**Stated exercise**
Write the material out again in full, exactly.

**Information provided**

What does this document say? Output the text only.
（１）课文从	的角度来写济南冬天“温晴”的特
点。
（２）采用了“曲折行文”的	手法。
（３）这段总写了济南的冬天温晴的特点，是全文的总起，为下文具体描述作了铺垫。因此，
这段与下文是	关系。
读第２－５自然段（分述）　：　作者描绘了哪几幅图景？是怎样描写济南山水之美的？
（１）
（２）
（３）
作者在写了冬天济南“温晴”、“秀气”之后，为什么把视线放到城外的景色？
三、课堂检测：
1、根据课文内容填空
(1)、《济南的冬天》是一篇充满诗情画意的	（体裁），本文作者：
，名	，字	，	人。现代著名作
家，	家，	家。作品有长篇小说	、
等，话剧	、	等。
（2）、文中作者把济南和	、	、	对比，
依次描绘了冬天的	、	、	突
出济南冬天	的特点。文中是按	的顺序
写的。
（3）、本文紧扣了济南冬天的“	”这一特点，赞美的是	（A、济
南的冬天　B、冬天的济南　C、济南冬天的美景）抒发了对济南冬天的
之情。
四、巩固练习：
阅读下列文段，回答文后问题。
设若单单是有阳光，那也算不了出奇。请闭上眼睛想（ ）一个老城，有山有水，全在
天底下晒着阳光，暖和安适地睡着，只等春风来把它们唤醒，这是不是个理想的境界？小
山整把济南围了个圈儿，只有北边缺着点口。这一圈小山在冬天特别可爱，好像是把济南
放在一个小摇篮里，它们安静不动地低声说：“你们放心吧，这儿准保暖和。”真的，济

**Complete answer**
What does this document say? Output the text only.
（１）课文从	的角度来写济南冬天“温晴”的特
点。
（２）采用了“曲折行文”的	手法。
（３）这段总写了济南的冬天温晴的特点，是全文的总起，为下文具体描述作了铺垫。因此，
这段与下文是	关系。
读第２－５自然段（分述）　：　作者描绘了哪几幅图景？是怎样描写济南山水之美的？
（１）
（２）
（３）
作者在写了冬天济南“温晴”、“秀气”之后，为什么把视线放到城外的景色？
三、课堂检测：
1、根据课文内容填空
(1)、《济南的冬天》是一篇充满诗情画意的	（体裁），本文作者：
，名	，字	，	人。现代著名作
家，	家，	家。作品有长篇小说	、
等，话剧	、	等。
（2）、文中作者把济南和	、	、	对比，
依次描绘了冬天的	、	、	突
出济南冬天	的特点。文中是按	的顺序
写的。
（3）、本文紧扣了济南冬天的“	”这一特点，赞美的是	（A、济
南的冬天　B、冬天的济南　C、济南冬天的美景）抒发了对济南冬天的
之情。
四、巩固练习：
阅读下列文段，回答文后问题。
设若单单是有阳光，那也算不了出奇。请闭上眼睛想（ ）一个老城，有山有水，全在
天底下晒着阳光，暖和安适地睡着，只等春风来把它们唤醒，这是不是个理想的境界？小
山整把济南围了个圈儿，只有北边缺着点口。这一圈小山在冬天特别可爱，好像是把济南
放在一个小摇篮里，它们安静不动地低声说：“你们放心吧，这儿准保暖和。”真的，济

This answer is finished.